Data lines
=-=-=-=-=

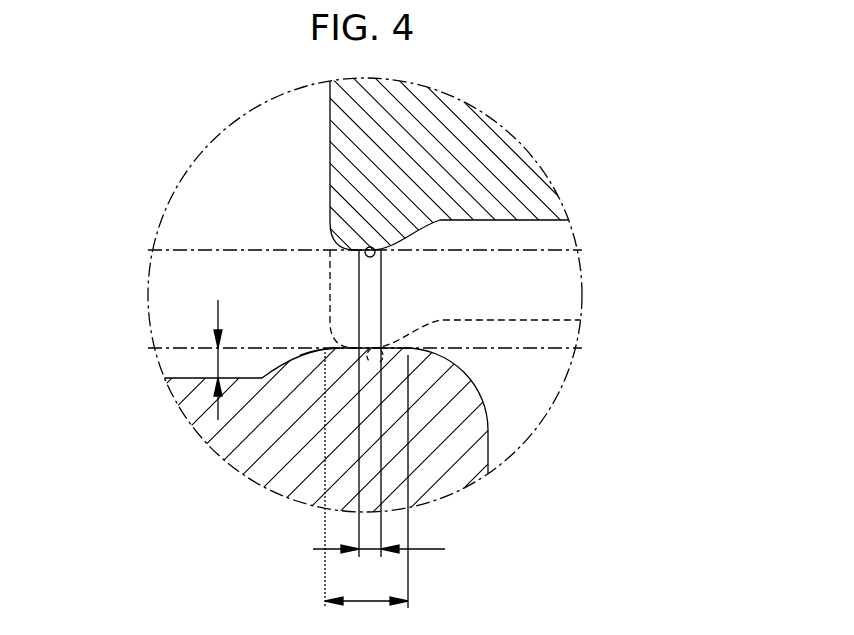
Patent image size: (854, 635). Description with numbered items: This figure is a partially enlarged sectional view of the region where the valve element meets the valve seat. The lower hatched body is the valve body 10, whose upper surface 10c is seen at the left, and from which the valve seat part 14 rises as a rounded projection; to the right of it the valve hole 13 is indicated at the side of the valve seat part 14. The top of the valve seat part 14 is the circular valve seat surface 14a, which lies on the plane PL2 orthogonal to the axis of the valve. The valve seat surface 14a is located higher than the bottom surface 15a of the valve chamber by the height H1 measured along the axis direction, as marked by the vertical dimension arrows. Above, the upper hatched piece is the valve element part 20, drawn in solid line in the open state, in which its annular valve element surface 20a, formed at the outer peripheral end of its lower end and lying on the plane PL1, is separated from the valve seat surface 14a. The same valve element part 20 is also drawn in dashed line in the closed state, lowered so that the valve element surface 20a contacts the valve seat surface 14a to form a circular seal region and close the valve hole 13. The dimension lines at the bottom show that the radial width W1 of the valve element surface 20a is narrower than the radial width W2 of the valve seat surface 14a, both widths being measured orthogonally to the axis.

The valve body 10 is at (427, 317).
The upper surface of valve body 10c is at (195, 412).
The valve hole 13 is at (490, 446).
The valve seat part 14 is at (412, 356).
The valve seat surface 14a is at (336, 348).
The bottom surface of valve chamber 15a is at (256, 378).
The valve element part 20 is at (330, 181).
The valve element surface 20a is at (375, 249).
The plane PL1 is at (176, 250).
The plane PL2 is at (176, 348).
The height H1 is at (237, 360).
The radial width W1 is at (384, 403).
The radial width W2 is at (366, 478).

=-=-=-=-=

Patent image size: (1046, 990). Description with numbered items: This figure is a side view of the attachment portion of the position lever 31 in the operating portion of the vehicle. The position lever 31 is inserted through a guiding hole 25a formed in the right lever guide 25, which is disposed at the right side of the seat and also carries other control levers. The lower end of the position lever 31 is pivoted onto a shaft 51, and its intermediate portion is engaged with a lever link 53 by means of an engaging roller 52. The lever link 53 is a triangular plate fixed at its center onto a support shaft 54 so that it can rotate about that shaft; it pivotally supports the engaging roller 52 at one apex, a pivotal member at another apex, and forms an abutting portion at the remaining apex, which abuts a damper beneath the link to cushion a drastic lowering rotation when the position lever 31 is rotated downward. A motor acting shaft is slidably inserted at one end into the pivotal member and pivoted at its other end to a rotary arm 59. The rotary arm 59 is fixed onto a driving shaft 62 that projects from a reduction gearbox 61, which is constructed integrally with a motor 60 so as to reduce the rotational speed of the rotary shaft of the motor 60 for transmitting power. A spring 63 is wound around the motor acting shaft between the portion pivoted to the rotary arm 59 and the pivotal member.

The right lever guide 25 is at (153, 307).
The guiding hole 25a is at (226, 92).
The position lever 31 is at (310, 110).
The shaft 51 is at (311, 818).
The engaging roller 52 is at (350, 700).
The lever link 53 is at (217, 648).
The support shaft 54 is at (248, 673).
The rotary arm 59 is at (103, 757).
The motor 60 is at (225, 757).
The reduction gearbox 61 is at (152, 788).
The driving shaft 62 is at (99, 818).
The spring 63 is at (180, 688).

=-=-=-=-=

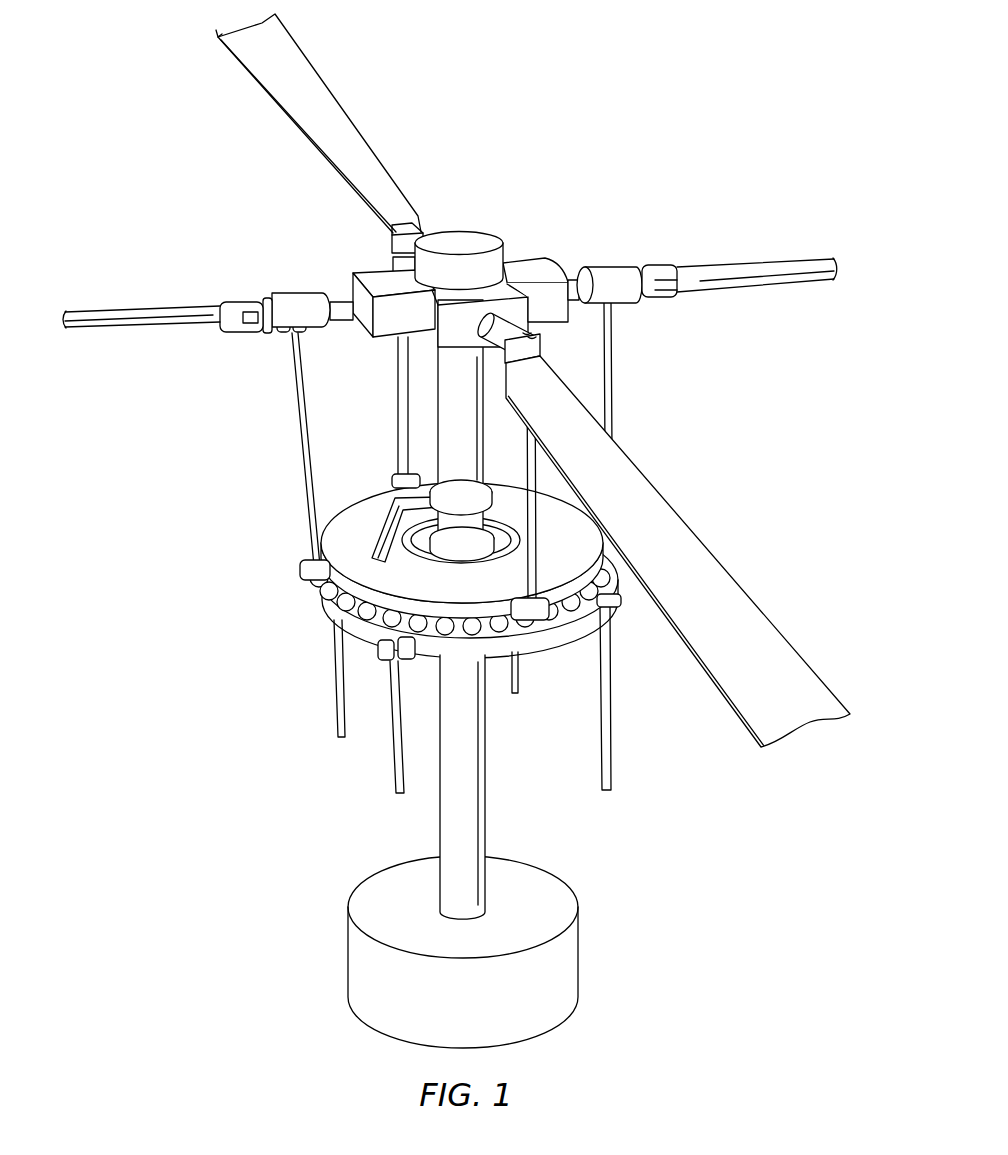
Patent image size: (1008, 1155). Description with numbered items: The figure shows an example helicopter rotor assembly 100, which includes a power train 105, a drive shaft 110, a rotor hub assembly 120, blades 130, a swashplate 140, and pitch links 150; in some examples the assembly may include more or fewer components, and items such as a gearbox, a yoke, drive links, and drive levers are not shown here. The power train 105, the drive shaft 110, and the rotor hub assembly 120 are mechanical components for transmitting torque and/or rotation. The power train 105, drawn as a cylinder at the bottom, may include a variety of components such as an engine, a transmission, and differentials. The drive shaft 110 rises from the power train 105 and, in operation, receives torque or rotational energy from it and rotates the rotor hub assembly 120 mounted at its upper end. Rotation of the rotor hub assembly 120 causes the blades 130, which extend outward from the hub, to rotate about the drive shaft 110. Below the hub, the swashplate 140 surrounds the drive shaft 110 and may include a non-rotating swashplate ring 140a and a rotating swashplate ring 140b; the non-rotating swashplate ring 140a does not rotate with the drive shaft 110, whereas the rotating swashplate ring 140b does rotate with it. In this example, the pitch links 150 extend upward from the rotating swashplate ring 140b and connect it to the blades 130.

=-=-=-=-=

What the task requires
Quote, word for word, the part of the material that begins with the line containing "Patent image size: (854, 635)." and ends with the line containing "The upper surface", including both of those lines.

Result for this task
Patent image size: (854, 635). Description with numbered items: This figure is a partially enlarged sectional view of the region where the valve element meets the valve seat. The lower hatched body is the valve body 10, whose upper surface 10c is seen at the left, and from which the valve seat part 14 rises as a rounded projection; to the right of it the valve hole 13 is indicated at the side of the valve seat part 14. The top of the valve seat part 14 is the circular valve seat surface 14a, which lies on the plane PL2 orthogonal to the axis of the valve. The valve seat surface 14a is located higher than the bottom surface 15a of the valve chamber by the height H1 measured along the axis direction, as marked by the vertical dimension arrows. Above, the upper hatched piece is the valve element part 20, drawn in solid line in the open state, in which its annular valve element surface 20a, formed at the outer peripheral end of its lower end and lying on the plane PL1, is separated from the valve seat surface 14a. The same valve element part 20 is also drawn in dashed line in the closed state, lowered so that the valve element surface 20a contacts the valve seat surface 14a to form a circular seal region and close the valve hole 13. The dimension lines at the bottom show that the radial width W1 of the valve element surface 20a is narrower than the radial width W2 of the valve seat surface 14a, both widths being measured orthogonally to the axis.

The valve body 10 is at (427, 317).
The upper surface of valve body 10c is at (195, 412).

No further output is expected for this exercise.